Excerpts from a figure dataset
****************

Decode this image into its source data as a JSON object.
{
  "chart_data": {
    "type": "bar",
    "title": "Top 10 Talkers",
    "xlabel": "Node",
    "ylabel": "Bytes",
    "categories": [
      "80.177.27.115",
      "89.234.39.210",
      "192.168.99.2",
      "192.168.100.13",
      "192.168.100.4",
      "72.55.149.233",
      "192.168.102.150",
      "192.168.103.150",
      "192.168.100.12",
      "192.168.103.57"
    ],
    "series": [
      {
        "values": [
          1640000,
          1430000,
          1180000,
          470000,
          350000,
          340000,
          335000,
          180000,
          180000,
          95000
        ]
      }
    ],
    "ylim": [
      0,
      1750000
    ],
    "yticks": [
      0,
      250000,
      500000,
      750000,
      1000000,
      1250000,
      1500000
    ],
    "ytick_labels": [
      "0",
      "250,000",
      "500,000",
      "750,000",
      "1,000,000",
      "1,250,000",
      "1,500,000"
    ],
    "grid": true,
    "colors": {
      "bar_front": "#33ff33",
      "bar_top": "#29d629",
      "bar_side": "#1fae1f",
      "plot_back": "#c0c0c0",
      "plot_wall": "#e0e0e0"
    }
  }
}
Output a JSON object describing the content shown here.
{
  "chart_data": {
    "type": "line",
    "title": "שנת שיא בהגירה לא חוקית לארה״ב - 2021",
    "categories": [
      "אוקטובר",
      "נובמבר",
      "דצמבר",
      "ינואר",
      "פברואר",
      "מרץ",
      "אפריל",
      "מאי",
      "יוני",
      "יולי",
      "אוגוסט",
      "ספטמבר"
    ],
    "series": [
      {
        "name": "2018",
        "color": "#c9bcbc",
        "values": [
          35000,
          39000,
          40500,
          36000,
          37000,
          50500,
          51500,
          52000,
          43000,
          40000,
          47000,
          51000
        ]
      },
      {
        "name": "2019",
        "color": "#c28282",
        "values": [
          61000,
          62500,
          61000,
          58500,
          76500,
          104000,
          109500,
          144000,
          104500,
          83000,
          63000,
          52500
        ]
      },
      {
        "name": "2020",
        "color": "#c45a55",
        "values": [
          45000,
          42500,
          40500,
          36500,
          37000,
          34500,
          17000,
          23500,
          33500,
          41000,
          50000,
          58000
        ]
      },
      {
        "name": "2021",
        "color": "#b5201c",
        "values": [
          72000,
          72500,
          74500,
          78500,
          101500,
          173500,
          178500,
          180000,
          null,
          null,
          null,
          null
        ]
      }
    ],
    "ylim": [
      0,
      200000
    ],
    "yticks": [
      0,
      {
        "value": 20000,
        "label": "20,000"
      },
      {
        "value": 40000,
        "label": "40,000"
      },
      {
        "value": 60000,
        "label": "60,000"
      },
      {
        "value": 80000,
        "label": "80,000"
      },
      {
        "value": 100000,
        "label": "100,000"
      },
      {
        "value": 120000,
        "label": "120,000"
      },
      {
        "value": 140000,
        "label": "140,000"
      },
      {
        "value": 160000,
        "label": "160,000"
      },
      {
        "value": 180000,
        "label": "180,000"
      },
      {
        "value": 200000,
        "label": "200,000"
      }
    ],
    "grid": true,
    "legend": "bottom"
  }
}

****************

### Objective
Whichever lines contain the string "JSON", select and copy them.

### Response to this task
Decode this image into its source data as a JSON object.
Output a JSON object describing the content shown here.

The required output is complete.